▶ **Short problem**: Retype exactly the lines below, starting with the line that contains "Decode this image" and ending with the last line; leave out any pictures.

================

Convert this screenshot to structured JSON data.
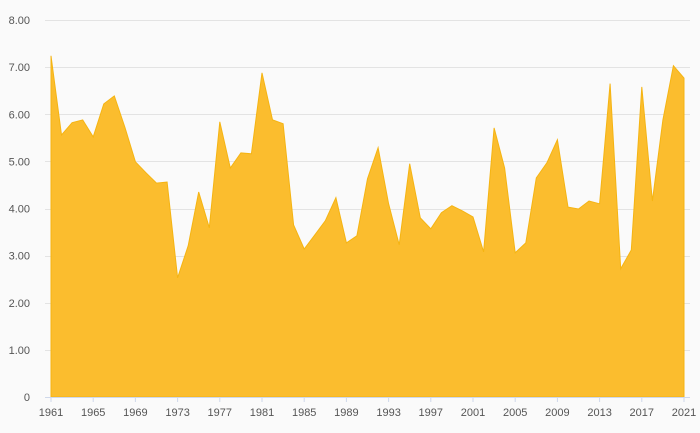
{
  "chart_data": {
    "type": "area",
    "title": "",
    "xlabel": "",
    "ylabel": "",
    "ylim": [
      0,
      8
    ],
    "grid": true,
    "y_ticks": [
      "0",
      "1.00",
      "2.00",
      "3.00",
      "4.00",
      "5.00",
      "6.00",
      "7.00",
      "8.00"
    ],
    "x_ticks": [
      "1961",
      "1965",
      "1969",
      "1973",
      "1977",
      "1981",
      "1985",
      "1989",
      "1993",
      "1997",
      "2001",
      "2005",
      "2009",
      "2013",
      "2017",
      "2021"
    ],
    "fill_color": "#fbbd2e",
    "line_color": "#f5b412",
    "x": [
      1961,
      1962,
      1963,
      1964,
      1965,
      1966,
      1967,
      1968,
      1969,
      1970,
      1971,
      1972,
      1973,
      1974,
      1975,
      1976,
      1977,
      1978,
      1979,
      1980,
      1981,
      1982,
      1983,
      1984,
      1985,
      1986,
      1987,
      1988,
      1989,
      1990,
      1991,
      1992,
      1993,
      1994,
      1995,
      1996,
      1997,
      1998,
      1999,
      2000,
      2001,
      2002,
      2003,
      2004,
      2005,
      2006,
      2007,
      2008,
      2009,
      2010,
      2011,
      2012,
      2013,
      2014,
      2015,
      2016,
      2017,
      2018,
      2019,
      2020,
      2021
    ],
    "values": [
      7.24,
      5.56,
      5.82,
      5.88,
      5.52,
      6.22,
      6.39,
      5.73,
      4.99,
      4.76,
      4.54,
      4.56,
      2.53,
      3.21,
      4.35,
      3.59,
      5.84,
      4.86,
      5.18,
      5.16,
      6.88,
      5.88,
      5.8,
      3.65,
      3.14,
      3.44,
      3.74,
      4.23,
      3.27,
      3.42,
      4.63,
      5.29,
      4.1,
      3.23,
      4.95,
      3.8,
      3.57,
      3.91,
      4.06,
      3.95,
      3.82,
      3.08,
      5.71,
      4.86,
      3.06,
      3.27,
      4.65,
      4.97,
      5.46,
      4.03,
      3.99,
      4.16,
      4.1,
      6.65,
      2.72,
      3.12,
      6.58,
      4.16,
      5.88,
      7.03,
      6.77
    ]
  }
}
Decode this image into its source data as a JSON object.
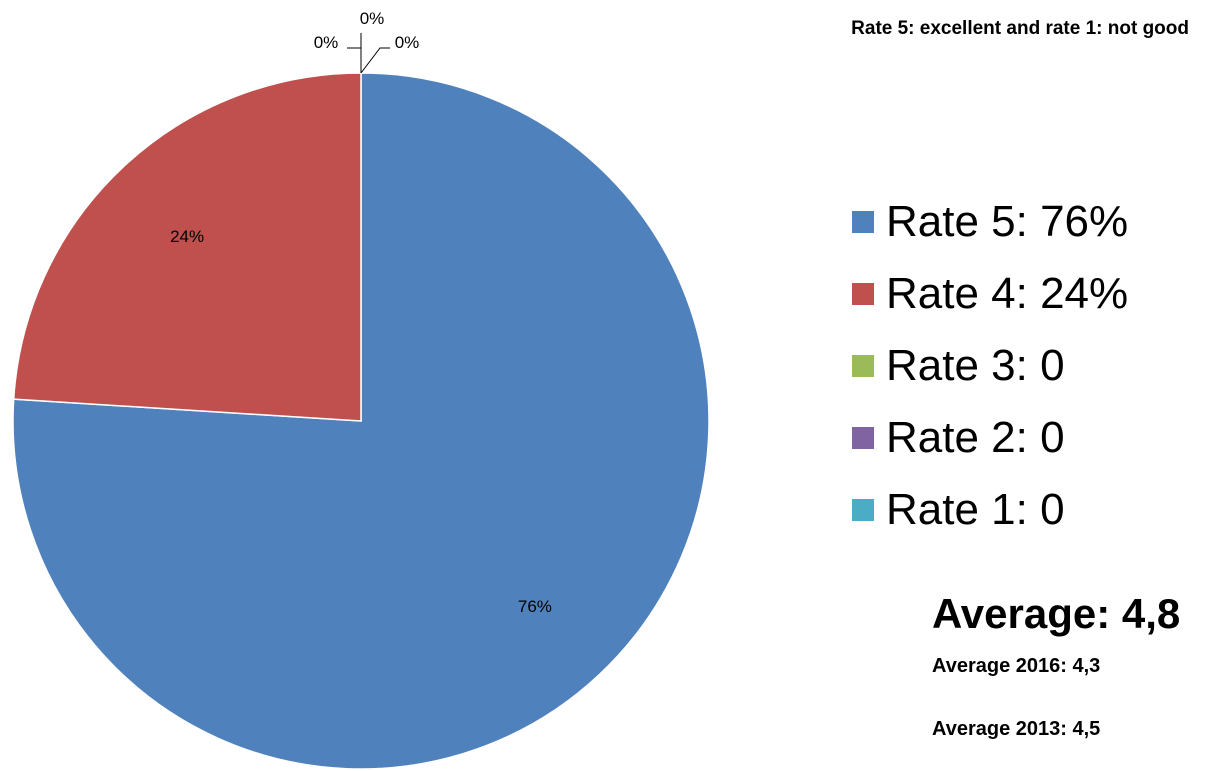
{
  "chart_data": {
    "type": "pie",
    "note": "Rate 5: excellent and rate 1: not good",
    "series": [
      {
        "label": "Rate 5: 76%",
        "value": 76,
        "data_label": "76%",
        "color": "#4F81BD"
      },
      {
        "label": "Rate 4: 24%",
        "value": 24,
        "data_label": "24%",
        "color": "#C0504D"
      },
      {
        "label": "Rate 3: 0",
        "value": 0,
        "data_label": "0%",
        "color": "#9BBB59"
      },
      {
        "label": "Rate 2: 0",
        "value": 0,
        "data_label": "0%",
        "color": "#8064A2"
      },
      {
        "label": "Rate 1: 0",
        "value": 0,
        "data_label": "0%",
        "color": "#4BACC6"
      }
    ],
    "legend_position": "right"
  },
  "averages": {
    "main": "Average: 4,8",
    "y2016": "Average 2016: 4,3",
    "y2013": "Average 2013: 4,5"
  }
}
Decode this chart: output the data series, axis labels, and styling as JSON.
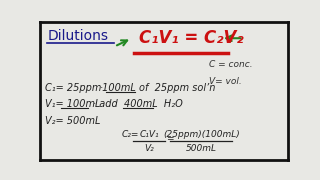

================

▶ **Answer to this task**:
Decode this image into its source data as a JSON object.
{
  "chart_data": {
    "type": "pie",
    "note": "Rate 5: excellent and rate 1: not good",
    "series": [
      {
        "label": "Rate 5: 76%",
        "value": 76,
        "data_label": "76%",
        "color": "#4F81BD"
      },
      {
        "label": "Rate 4: 24%",
        "value": 24,
        "data_label": "24%",
        "color": "#C0504D"
      },
      {
        "label": "Rate 3: 0",
        "value": 0,
        "data_label": "0%",
        "color": "#9BBB59"
      },
      {
        "label": "Rate 2: 0",
        "value": 0,
        "data_label": "0%",
        "color": "#8064A2"
      },
      {
        "label": "Rate 1: 0",
        "value": 0,
        "data_label": "0%",
        "color": "#4BACC6"
      }
    ],
    "legend_position": "right"
  },
  "averages": {
    "main": "Average: 4,8",
    "y2016": "Average 2016: 4,3",
    "y2013": "Average 2013: 4,5"
  }
}
Decode this chart: output the data series, axis labels, and styling as JSON.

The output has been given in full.